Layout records
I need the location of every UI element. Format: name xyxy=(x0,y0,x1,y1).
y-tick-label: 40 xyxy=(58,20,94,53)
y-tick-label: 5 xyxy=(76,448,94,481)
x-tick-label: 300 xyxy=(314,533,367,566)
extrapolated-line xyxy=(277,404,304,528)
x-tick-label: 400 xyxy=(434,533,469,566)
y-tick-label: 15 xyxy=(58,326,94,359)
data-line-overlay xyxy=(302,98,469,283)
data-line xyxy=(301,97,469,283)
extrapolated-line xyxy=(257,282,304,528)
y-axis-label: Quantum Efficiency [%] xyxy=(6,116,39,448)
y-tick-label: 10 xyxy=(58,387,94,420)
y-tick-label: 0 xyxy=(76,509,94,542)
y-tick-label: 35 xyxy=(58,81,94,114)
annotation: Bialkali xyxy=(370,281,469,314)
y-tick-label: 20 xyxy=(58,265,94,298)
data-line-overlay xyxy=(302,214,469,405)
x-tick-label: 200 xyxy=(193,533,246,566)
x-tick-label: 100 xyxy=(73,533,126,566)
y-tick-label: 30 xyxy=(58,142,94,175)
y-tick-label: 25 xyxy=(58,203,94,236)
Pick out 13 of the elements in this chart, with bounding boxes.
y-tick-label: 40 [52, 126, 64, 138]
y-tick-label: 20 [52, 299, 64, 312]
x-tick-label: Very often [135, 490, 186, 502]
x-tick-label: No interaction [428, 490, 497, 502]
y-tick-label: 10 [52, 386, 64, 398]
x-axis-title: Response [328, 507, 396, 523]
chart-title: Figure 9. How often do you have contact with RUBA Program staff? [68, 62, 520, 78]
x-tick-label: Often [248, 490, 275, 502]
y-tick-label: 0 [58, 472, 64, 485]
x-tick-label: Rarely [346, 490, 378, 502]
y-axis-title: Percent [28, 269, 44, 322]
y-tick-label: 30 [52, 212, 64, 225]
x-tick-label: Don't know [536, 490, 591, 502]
--
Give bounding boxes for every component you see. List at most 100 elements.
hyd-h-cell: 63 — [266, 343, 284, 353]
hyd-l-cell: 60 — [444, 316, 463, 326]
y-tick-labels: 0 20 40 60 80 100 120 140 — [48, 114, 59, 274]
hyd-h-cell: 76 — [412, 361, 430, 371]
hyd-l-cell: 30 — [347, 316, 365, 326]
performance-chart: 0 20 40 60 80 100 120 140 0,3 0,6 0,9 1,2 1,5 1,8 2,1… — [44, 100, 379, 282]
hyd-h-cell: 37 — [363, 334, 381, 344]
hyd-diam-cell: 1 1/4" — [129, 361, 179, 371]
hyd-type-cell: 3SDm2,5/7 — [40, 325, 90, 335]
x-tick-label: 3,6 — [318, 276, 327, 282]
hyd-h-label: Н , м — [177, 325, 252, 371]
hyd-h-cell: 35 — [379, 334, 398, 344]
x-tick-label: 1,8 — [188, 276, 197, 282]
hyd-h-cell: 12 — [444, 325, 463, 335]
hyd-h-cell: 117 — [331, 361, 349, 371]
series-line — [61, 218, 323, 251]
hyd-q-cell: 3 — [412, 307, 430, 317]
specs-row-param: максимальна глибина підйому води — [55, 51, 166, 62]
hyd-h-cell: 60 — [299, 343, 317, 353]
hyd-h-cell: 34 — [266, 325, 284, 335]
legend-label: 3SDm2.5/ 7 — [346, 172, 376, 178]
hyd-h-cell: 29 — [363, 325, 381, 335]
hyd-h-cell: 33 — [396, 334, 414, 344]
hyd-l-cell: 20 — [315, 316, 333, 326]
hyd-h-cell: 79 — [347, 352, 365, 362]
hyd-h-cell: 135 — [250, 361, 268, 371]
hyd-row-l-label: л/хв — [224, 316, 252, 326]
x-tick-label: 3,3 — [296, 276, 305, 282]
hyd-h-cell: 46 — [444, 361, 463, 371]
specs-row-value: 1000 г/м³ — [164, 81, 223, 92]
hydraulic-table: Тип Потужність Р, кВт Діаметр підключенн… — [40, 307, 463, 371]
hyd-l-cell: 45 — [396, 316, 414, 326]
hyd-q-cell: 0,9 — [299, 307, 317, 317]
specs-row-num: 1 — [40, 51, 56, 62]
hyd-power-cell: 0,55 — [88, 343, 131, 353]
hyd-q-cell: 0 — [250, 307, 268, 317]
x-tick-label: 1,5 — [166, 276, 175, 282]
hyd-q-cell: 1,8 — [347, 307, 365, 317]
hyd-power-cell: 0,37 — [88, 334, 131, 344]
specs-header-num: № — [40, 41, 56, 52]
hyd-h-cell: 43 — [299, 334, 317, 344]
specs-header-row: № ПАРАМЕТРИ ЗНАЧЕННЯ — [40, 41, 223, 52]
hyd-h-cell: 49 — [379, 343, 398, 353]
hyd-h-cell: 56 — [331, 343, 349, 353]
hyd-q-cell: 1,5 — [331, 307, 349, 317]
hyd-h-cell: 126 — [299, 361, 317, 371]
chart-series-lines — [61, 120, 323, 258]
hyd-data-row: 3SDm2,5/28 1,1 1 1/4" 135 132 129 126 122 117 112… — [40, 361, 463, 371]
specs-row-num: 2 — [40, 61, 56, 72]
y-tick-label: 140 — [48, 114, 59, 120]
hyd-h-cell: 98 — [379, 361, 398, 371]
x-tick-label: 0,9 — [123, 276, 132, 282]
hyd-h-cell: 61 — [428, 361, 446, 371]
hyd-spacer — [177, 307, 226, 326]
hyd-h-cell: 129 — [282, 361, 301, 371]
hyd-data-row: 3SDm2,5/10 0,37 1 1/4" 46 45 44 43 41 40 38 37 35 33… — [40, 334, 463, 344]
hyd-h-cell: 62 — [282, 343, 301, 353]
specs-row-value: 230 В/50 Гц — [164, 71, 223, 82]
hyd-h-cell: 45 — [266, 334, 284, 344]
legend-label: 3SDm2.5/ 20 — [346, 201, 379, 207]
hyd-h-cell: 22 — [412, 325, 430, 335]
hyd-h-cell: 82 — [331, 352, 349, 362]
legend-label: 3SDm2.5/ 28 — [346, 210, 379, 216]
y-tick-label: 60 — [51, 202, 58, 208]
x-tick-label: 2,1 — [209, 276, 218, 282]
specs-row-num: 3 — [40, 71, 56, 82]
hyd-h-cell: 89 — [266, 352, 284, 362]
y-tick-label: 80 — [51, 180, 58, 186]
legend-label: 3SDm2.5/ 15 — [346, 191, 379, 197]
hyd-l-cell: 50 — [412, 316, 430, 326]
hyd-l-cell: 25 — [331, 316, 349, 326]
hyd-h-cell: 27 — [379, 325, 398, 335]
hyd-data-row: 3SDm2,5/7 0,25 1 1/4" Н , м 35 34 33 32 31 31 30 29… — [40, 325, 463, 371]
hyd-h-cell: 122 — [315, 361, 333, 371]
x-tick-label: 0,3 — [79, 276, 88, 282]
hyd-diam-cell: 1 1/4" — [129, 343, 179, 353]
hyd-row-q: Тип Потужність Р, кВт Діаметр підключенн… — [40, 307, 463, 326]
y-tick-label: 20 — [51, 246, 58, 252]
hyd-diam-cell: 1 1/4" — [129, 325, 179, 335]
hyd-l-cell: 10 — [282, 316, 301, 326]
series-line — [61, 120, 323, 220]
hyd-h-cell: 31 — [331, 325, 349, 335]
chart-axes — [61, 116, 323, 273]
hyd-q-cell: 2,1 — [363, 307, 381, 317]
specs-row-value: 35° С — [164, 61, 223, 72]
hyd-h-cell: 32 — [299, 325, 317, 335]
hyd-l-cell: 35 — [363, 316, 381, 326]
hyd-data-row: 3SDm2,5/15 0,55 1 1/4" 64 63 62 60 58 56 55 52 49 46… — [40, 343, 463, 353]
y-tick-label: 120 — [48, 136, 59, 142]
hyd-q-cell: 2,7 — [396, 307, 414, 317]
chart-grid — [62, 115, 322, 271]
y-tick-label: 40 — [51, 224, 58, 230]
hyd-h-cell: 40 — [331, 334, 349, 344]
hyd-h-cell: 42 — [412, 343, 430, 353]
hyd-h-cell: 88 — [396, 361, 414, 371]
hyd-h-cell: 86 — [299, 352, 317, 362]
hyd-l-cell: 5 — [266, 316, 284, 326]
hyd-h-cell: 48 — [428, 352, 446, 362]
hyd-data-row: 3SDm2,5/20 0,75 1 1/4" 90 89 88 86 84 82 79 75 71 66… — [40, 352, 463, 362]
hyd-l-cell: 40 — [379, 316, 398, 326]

▶ REQUIREMENTS
Transcribe the lines of the records unchanged, beginning with the line that contains "Give bounding boxes" and ending after the line that contains "hyd-h-cell: 35 — [379, 334, 398, 344]".

▶ ANSWER FOR THIS EXERCISE
Give bounding boxes for every component you see. List at most 100 elements.
hyd-h-cell: 63 — [266, 343, 284, 353]
hyd-l-cell: 60 — [444, 316, 463, 326]
y-tick-labels: 0 20 40 60 80 100 120 140 — [48, 114, 59, 274]
hyd-h-cell: 76 — [412, 361, 430, 371]
hyd-l-cell: 30 — [347, 316, 365, 326]
performance-chart: 0 20 40 60 80 100 120 140 0,3 0,6 0,9 1,2 1,5 1,8 2,1… — [44, 100, 379, 282]
hyd-h-cell: 37 — [363, 334, 381, 344]
hyd-diam-cell: 1 1/4" — [129, 361, 179, 371]
hyd-type-cell: 3SDm2,5/7 — [40, 325, 90, 335]
x-tick-label: 3,6 — [318, 276, 327, 282]
hyd-h-label: Н , м — [177, 325, 252, 371]
hyd-h-cell: 35 — [379, 334, 398, 344]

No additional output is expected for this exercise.